SHORT TASK:
The entries need to be copied exactly.

[Items from a data source]
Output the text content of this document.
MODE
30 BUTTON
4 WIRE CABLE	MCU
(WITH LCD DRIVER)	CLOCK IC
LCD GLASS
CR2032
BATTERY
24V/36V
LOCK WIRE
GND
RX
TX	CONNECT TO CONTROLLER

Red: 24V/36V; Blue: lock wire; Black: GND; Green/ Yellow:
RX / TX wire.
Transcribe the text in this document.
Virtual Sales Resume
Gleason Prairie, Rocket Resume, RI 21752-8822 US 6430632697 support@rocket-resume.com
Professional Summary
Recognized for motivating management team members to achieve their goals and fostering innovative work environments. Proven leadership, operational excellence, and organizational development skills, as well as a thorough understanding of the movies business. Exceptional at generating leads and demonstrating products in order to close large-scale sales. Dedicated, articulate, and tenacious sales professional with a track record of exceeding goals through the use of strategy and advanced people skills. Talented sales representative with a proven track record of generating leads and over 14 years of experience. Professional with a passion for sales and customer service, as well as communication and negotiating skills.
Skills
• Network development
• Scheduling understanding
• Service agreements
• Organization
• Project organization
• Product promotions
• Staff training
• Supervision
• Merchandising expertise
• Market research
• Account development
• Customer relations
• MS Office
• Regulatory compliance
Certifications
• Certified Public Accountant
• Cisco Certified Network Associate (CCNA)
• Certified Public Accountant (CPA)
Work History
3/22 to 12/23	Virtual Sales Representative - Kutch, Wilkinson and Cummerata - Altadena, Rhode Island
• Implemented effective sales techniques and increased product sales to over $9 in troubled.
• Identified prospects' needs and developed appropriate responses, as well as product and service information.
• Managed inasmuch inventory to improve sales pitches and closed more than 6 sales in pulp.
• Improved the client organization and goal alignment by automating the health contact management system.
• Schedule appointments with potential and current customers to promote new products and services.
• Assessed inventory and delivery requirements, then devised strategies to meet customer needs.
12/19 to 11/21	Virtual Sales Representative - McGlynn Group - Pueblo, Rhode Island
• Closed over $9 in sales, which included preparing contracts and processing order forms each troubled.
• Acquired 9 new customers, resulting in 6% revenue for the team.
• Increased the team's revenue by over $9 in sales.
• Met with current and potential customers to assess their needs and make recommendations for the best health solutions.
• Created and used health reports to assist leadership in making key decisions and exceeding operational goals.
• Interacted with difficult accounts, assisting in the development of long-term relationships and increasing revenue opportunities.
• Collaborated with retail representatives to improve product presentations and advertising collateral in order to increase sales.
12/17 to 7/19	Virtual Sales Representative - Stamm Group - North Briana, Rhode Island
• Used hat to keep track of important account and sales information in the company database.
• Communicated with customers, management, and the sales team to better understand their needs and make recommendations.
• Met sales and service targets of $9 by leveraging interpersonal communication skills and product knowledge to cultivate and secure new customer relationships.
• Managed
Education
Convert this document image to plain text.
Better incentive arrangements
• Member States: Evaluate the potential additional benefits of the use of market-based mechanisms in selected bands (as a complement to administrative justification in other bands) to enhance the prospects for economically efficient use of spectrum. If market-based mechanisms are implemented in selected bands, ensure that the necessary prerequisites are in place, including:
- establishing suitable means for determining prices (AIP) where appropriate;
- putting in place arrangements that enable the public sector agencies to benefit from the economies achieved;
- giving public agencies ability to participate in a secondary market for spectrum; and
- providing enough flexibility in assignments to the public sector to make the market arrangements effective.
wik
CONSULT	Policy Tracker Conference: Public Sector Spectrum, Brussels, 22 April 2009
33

SOLUTION:
Output the text content of this document.
MODE
30 BUTTON
4 WIRE CABLE	MCU
(WITH LCD DRIVER)	CLOCK IC
LCD GLASS
CR2032
BATTERY
24V/36V
LOCK WIRE
GND
RX
TX	CONNECT TO CONTROLLER

Red: 24V/36V; Blue: lock wire; Black: GND; Green/ Yellow:
RX / TX wire.
Transcribe the text in this document.
Virtual Sales Resume
Gleason Prairie, Rocket Resume, RI 21752-8822 US 6430632697 support@rocket-resume.com
Professional Summary
Recognized for motivating management team members to achieve their goals and fostering innovative work environments. Proven leadership, operational excellence, and organizational development skills, as well as a thorough understanding of the movies business. Exceptional at generating leads and demonstrating products in order to close large-scale sales. Dedicated, articulate, and tenacious sales professional with a track record of exceeding goals through the use of strategy and advanced people skills. Talented sales representative with a proven track record of generating leads and over 14 years of experience. Professional with a passion for sales and customer service, as well as communication and negotiating skills.
Skills
• Network development
• Scheduling understanding
• Service agreements
• Organization
• Project organization
• Product promotions
• Staff training
• Supervision
• Merchandising expertise
• Market research
• Account development
• Customer relations
• MS Office
• Regulatory compliance
Certifications
• Certified Public Accountant
• Cisco Certified Network Associate (CCNA)
• Certified Public Accountant (CPA)
Work History
3/22 to 12/23	Virtual Sales Representative - Kutch, Wilkinson and Cummerata - Altadena, Rhode Island
• Implemented effective sales techniques and increased product sales to over $9 in troubled.
• Identified prospects' needs and developed appropriate responses, as well as product and service information.
• Managed inasmuch inventory to improve sales pitches and closed more than 6 sales in pulp.
• Improved the client organization and goal alignment by automating the health contact management system.
• Schedule appointments with potential and current customers to promote new products and services.
• Assessed inventory and delivery requirements, then devised strategies to meet customer needs.
12/19 to 11/21	Virtual Sales Representative - McGlynn Group - Pueblo, Rhode Island
• Closed over $9 in sales, which included preparing contracts and processing order forms each troubled.
• Acquired 9 new customers, resulting in 6% revenue for the team.
• Increased the team's revenue by over $9 in sales.
• Met with current and potential customers to assess their needs and make recommendations for the best health solutions.
• Created and used health reports to assist leadership in making key decisions and exceeding operational goals.
• Interacted with difficult accounts, assisting in the development of long-term relationships and increasing revenue opportunities.
• Collaborated with retail representatives to improve product presentations and advertising collateral in order to increase sales.
12/17 to 7/19	Virtual Sales Representative - Stamm Group - North Briana, Rhode Island
• Used hat to keep track of important account and sales information in the company database.
• Communicated with customers, management, and the sales team to better understand their needs and make recommendations.
• Met sales and service targets of $9 by leveraging interpersonal communication skills and product knowledge to cultivate and secure new customer relationships.
• Managed
Education
Convert this document image to plain text.
Better incentive arrangements
• Member States: Evaluate the potential additional benefits of the use of market-based mechanisms in selected bands (as a complement to administrative justification in other bands) to enhance the prospects for economically efficient use of spectrum. If market-based mechanisms are implemented in selected bands, ensure that the necessary prerequisites are in place, including:
- establishing suitable means for determining prices (AIP) where appropriate;
- putting in place arrangements that enable the public sector agencies to benefit from the economies achieved;
- giving public agencies ability to participate in a secondary market for spectrum; and
- providing enough flexibility in assignments to the public sector to make the market arrangements effective.
wik
CONSULT	Policy Tracker Conference: Public Sector Spectrum, Brussels, 22 April 2009
33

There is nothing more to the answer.